* start ROWS *
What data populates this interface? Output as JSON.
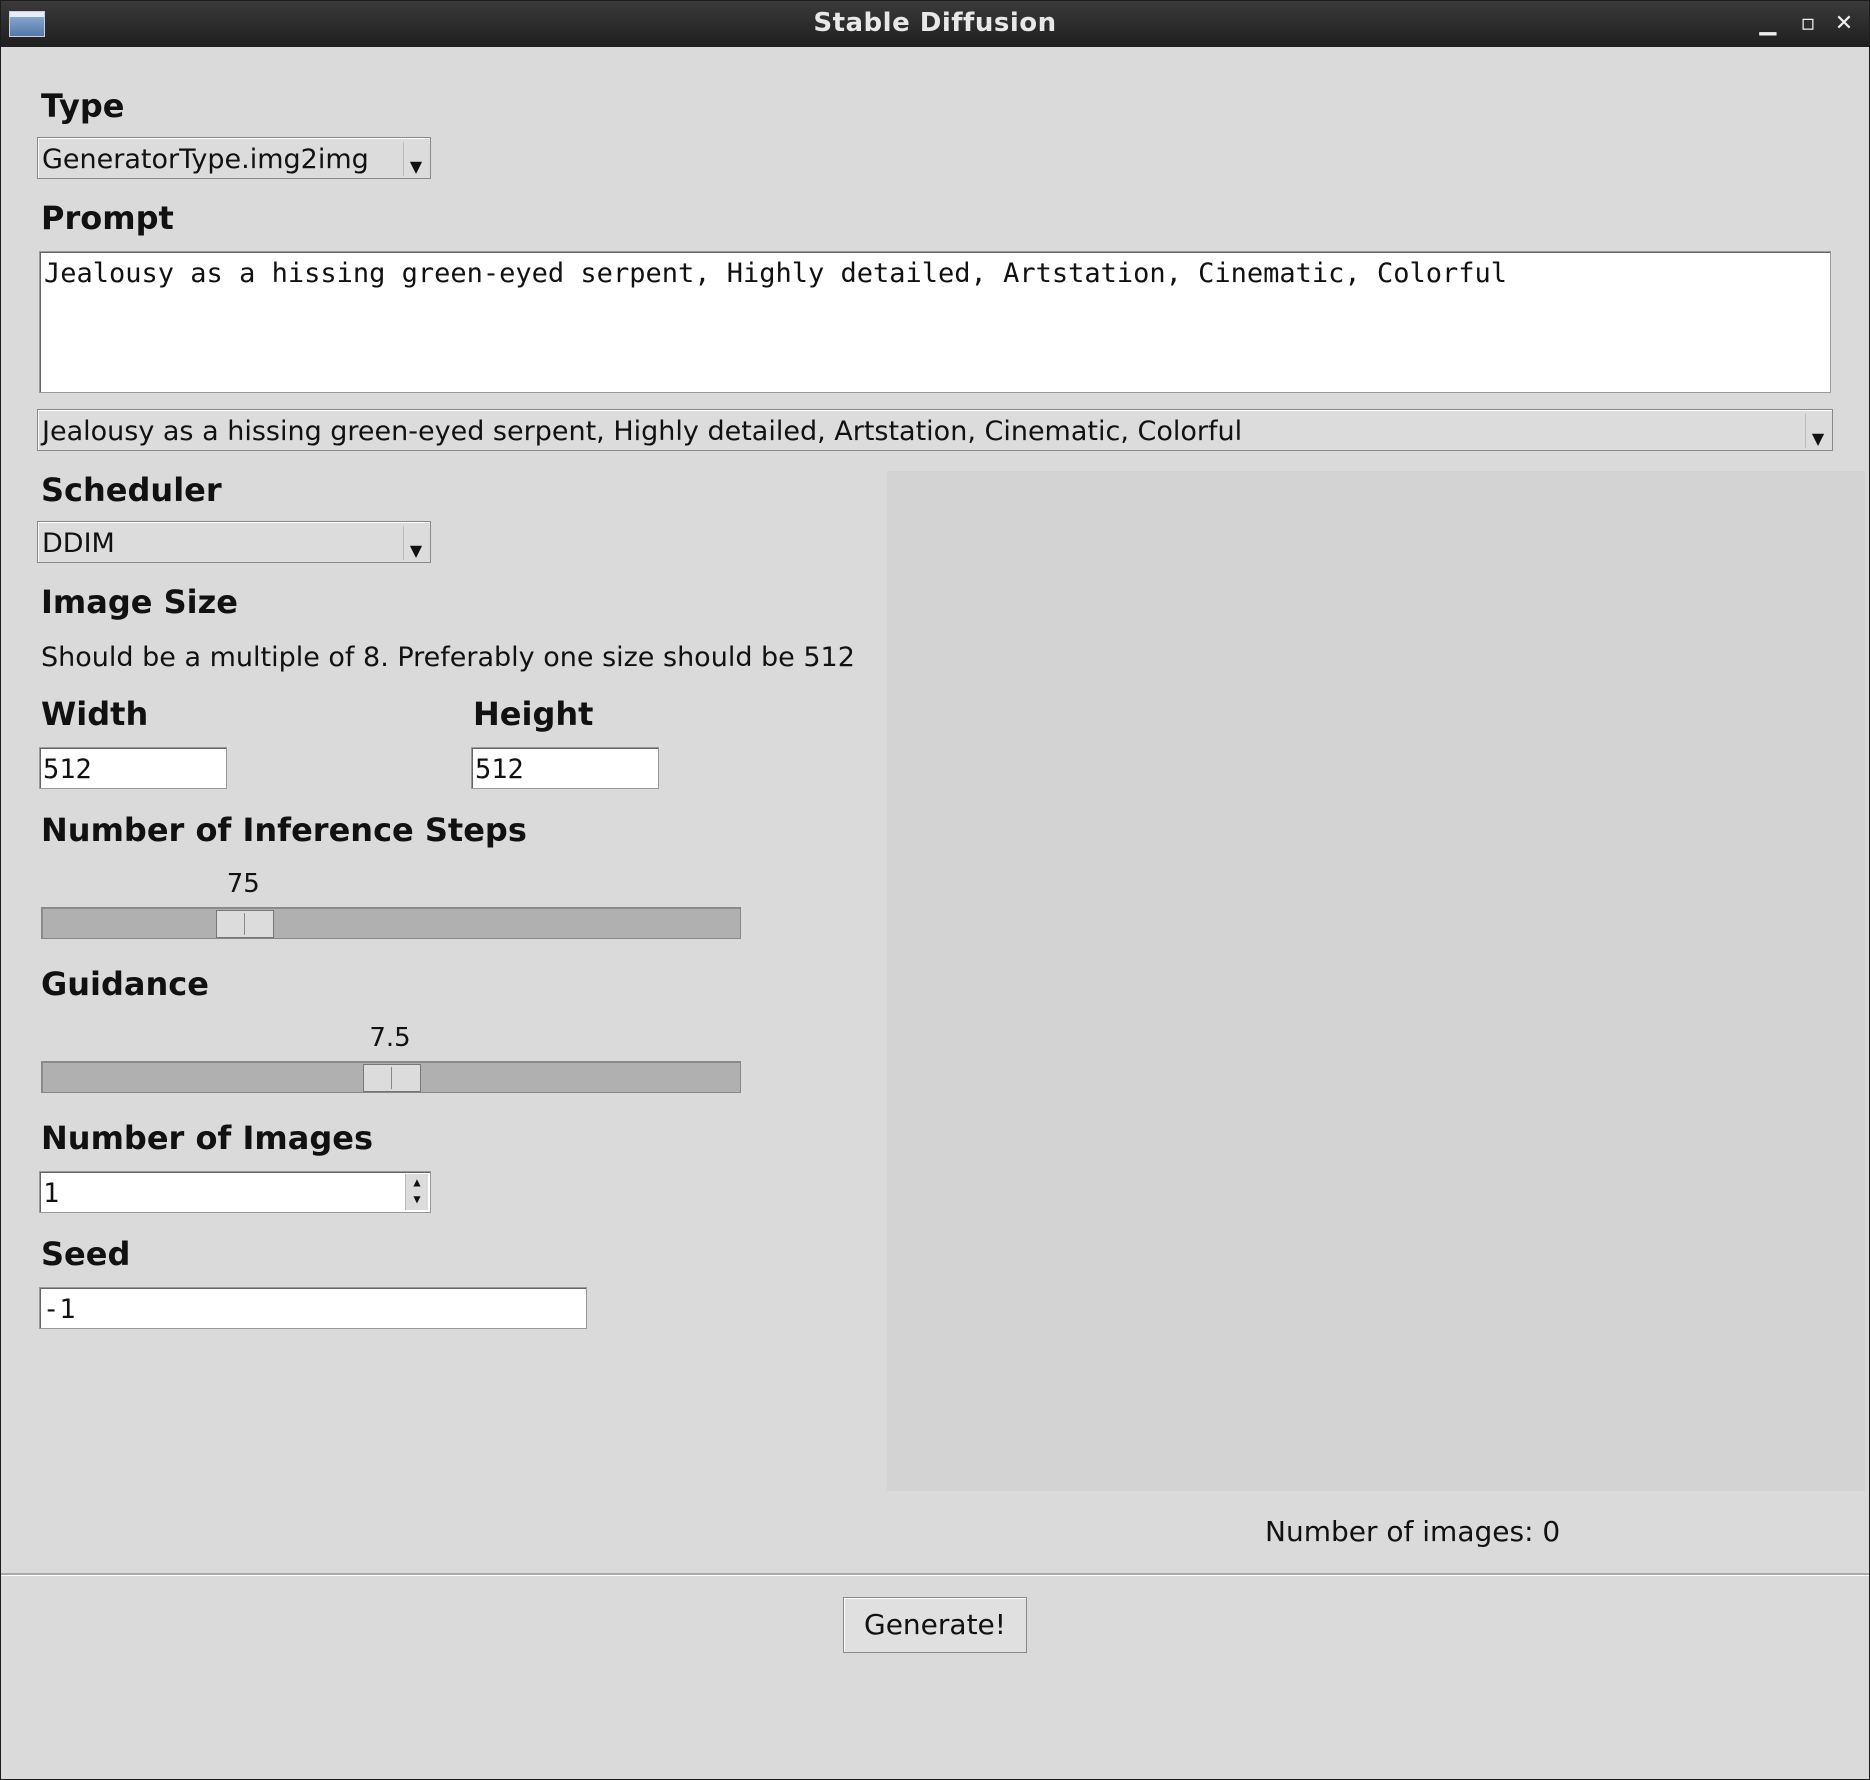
{
  "window": {
    "title": "Stable Diffusion"
  },
  "type": {
    "label": "Type",
    "value": "GeneratorType.img2img"
  },
  "prompt": {
    "label": "Prompt",
    "text": "Jealousy as a hissing green-eyed serpent, Highly detailed, Artstation, Cinematic, Colorful",
    "history_value": "Jealousy as a hissing green-eyed serpent, Highly detailed, Artstation, Cinematic, Colorful"
  },
  "scheduler": {
    "label": "Scheduler",
    "value": "DDIM"
  },
  "image_size": {
    "label": "Image Size",
    "hint": "Should be a multiple of 8. Preferably one size should be 512",
    "width_label": "Width",
    "width_value": "512",
    "height_label": "Height",
    "height_value": "512"
  },
  "inference_steps": {
    "label": "Number of Inference Steps",
    "value": "75",
    "fraction": 0.27
  },
  "guidance": {
    "label": "Guidance",
    "value": "7.5",
    "fraction": 0.5
  },
  "num_images": {
    "label": "Number of Images",
    "value": "1"
  },
  "seed": {
    "label": "Seed",
    "value": "-1"
  },
  "status": {
    "count_text": "Number of images: 0"
  },
  "actions": {
    "generate_label": "Generate!"
  }
}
* end ROWS *
• EXERCISE OBJECTIVE
Reproduce the records verbatim, omitting all images they contain.

• REPLY
What data populates this interface? Output as JSON.
{
  "window": {
    "title": "Stable Diffusion"
  },
  "type": {
    "label": "Type",
    "value": "GeneratorType.img2img"
  },
  "prompt": {
    "label": "Prompt",
    "text": "Jealousy as a hissing green-eyed serpent, Highly detailed, Artstation, Cinematic, Colorful",
    "history_value": "Jealousy as a hissing green-eyed serpent, Highly detailed, Artstation, Cinematic, Colorful"
  },
  "scheduler": {
    "label": "Scheduler",
    "value": "DDIM"
  },
  "image_size": {
    "label": "Image Size",
    "hint": "Should be a multiple of 8. Preferably one size should be 512",
    "width_label": "Width",
    "width_value": "512",
    "height_label": "Height",
    "height_value": "512"
  },
  "inference_steps": {
    "label": "Number of Inference Steps",
    "value": "75",
    "fraction": 0.27
  },
  "guidance": {
    "label": "Guidance",
    "value": "7.5",
    "fraction": 0.5
  },
  "num_images": {
    "label": "Number of Images",
    "value": "1"
  },
  "seed": {
    "label": "Seed",
    "value": "-1"
  },
  "status": {
    "count_text": "Number of images: 0"
  },
  "actions": {
    "generate_label": "Generate!"
  }
}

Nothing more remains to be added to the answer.